## start SOURCE MATERIAL

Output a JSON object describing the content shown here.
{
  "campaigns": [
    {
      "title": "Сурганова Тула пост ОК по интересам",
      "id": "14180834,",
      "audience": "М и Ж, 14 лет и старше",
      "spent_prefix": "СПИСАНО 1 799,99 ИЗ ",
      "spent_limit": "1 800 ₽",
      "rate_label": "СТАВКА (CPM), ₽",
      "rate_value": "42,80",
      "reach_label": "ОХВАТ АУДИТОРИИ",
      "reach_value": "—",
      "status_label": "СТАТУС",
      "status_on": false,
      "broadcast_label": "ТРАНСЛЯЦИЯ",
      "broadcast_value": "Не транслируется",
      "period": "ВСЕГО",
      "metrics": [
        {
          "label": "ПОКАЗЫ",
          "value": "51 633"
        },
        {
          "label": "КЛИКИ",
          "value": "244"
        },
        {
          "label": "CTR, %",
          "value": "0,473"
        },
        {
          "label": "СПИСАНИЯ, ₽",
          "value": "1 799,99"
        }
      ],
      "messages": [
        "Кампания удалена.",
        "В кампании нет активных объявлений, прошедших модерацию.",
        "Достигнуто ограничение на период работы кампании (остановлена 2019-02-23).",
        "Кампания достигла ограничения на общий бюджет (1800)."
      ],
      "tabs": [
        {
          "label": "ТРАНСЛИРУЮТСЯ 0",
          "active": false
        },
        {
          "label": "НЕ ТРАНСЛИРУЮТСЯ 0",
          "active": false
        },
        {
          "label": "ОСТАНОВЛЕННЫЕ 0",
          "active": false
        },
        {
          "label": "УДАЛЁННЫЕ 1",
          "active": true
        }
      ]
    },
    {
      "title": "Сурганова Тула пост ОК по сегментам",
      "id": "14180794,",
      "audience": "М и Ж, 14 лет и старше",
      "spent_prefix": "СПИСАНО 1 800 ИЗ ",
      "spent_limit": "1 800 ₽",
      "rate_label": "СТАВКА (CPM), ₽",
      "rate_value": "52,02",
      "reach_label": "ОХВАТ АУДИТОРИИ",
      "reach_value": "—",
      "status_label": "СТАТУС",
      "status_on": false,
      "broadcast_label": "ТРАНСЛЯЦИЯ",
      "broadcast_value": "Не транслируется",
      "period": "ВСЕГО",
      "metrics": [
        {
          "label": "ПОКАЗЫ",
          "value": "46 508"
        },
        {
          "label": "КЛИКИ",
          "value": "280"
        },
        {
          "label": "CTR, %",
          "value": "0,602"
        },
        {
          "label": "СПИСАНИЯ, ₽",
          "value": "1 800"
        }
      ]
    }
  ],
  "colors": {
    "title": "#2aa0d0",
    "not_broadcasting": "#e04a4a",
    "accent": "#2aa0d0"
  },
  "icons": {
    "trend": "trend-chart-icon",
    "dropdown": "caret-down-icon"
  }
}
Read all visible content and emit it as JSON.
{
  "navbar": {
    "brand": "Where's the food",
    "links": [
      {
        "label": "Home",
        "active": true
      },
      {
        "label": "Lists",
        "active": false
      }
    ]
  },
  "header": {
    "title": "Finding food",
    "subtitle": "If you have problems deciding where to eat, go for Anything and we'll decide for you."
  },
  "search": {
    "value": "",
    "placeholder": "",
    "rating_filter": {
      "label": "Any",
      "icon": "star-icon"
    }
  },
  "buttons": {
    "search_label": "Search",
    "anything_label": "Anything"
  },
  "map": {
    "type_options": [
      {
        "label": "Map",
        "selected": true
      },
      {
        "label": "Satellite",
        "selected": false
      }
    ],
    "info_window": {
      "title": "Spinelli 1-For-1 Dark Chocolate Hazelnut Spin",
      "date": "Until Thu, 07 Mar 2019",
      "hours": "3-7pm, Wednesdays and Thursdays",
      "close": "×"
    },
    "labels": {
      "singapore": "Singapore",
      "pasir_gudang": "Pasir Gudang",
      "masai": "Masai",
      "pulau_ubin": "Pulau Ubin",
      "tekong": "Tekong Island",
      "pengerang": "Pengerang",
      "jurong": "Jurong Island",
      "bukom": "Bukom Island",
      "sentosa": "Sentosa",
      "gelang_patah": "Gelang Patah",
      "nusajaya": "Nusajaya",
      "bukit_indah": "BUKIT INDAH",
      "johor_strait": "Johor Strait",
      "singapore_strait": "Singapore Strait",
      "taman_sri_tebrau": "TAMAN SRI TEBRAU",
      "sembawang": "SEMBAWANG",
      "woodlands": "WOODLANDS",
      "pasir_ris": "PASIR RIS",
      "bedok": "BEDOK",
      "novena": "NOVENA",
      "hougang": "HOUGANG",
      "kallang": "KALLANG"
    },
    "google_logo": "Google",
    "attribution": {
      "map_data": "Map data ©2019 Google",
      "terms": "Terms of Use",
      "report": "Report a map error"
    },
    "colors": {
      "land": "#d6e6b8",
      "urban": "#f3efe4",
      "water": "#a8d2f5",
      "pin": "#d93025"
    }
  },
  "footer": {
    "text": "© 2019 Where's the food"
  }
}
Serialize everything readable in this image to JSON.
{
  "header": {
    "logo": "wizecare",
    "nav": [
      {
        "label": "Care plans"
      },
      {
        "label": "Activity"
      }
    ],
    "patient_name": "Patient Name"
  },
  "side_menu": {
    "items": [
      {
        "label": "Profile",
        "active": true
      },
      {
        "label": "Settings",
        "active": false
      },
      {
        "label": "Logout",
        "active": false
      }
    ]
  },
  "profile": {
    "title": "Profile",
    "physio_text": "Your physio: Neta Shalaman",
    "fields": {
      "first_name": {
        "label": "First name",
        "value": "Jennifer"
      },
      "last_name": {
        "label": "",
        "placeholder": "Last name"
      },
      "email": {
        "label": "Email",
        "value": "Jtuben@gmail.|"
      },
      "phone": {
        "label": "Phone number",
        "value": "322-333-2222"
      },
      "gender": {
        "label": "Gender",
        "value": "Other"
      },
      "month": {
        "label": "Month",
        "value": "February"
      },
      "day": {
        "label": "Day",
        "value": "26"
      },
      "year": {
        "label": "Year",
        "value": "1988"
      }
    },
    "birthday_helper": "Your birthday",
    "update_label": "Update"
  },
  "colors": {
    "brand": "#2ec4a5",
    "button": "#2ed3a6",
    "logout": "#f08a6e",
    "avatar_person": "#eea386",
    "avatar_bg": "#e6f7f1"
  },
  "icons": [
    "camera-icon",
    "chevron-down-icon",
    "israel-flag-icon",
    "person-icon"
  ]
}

## end SOURCE MATERIAL

How many lines in the listing contain "Google"? Answer with the number alone.

2